> STATED TASK: Report the count of lines that carry the string "representation", and add nothing.
──────── INFORMATION GIVEN ────────
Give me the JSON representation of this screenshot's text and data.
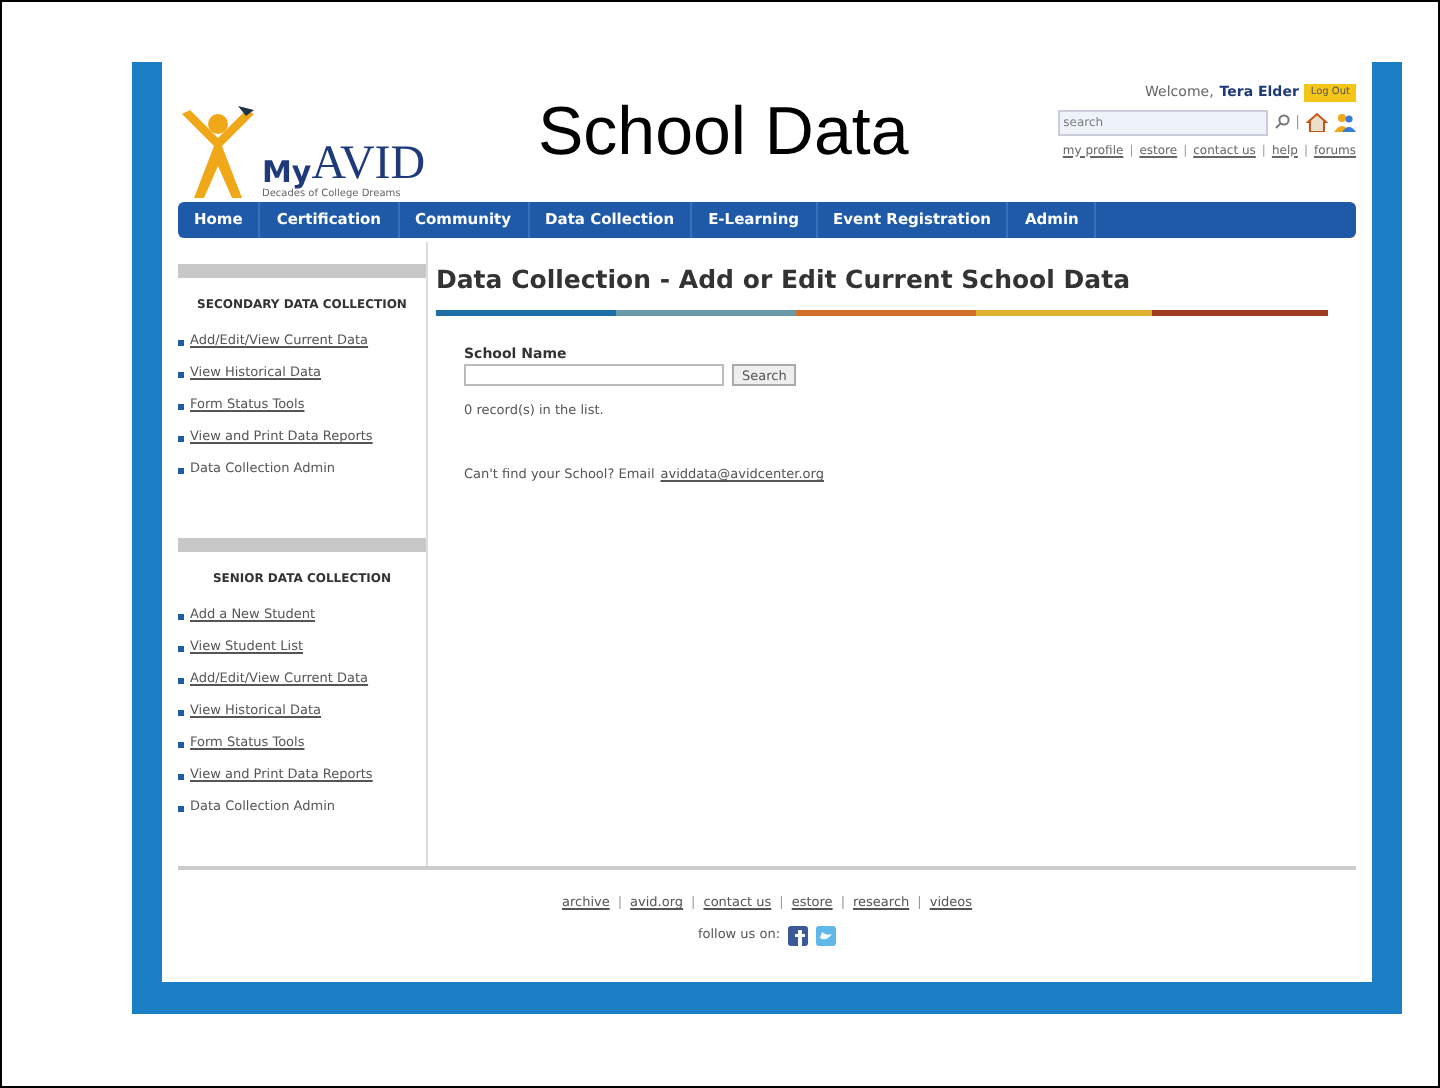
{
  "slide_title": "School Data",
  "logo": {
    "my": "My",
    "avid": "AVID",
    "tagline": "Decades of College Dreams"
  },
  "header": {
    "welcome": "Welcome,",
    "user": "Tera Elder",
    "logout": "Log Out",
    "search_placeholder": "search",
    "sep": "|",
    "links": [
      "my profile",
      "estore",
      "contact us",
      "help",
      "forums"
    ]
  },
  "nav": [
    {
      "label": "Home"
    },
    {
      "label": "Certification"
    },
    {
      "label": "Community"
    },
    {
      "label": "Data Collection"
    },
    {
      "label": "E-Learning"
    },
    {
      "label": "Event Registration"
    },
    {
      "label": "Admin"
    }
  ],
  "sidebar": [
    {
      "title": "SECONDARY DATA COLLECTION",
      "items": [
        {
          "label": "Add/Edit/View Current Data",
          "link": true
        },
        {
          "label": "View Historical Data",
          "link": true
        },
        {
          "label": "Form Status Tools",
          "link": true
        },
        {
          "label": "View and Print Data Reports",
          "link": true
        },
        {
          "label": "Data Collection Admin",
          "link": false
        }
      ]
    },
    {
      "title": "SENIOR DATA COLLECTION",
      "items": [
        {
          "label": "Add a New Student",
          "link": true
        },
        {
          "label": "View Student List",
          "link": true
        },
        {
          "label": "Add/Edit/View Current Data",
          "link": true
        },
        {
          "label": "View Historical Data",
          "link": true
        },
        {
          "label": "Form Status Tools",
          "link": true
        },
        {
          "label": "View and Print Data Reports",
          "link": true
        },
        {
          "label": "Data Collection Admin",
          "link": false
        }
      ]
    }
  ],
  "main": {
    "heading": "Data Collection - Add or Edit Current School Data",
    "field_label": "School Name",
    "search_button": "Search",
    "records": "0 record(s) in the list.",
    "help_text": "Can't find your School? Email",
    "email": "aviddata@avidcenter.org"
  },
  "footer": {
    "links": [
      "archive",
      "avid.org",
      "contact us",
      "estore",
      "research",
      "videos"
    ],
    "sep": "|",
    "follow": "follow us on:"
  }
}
────────
──────── INFORMATION GIVEN ────────
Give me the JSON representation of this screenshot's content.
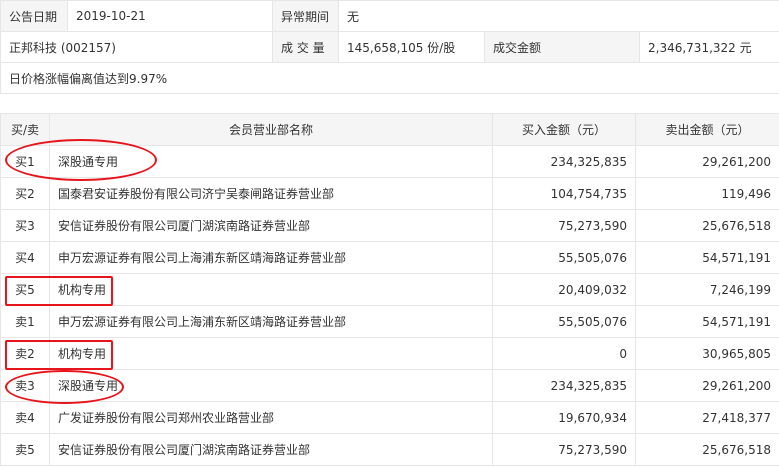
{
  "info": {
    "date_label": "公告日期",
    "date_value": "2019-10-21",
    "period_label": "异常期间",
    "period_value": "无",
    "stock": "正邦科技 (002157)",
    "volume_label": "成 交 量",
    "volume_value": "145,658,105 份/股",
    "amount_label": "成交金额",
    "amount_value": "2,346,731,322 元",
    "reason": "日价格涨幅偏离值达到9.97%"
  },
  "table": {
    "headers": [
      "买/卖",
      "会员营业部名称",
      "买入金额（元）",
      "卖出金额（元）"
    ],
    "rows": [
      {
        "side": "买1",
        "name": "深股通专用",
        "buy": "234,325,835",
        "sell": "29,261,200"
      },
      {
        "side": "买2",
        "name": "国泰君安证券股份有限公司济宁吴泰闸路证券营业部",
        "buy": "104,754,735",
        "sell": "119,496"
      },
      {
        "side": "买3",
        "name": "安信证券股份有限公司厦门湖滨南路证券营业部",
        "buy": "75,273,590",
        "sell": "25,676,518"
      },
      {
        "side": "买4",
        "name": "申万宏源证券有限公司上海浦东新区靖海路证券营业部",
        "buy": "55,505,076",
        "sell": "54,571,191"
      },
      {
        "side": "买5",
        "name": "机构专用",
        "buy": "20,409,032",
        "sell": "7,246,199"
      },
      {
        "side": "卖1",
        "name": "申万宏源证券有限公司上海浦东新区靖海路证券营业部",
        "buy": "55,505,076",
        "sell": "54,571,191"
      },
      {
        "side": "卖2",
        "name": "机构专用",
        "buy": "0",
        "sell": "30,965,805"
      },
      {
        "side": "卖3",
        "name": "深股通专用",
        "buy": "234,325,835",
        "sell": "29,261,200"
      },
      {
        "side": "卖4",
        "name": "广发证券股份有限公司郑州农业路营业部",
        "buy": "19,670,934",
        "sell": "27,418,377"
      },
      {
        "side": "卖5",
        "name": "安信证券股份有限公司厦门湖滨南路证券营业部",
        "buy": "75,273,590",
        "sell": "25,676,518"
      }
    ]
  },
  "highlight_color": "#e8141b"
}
────────
> EXPECTED OUTPUT: 2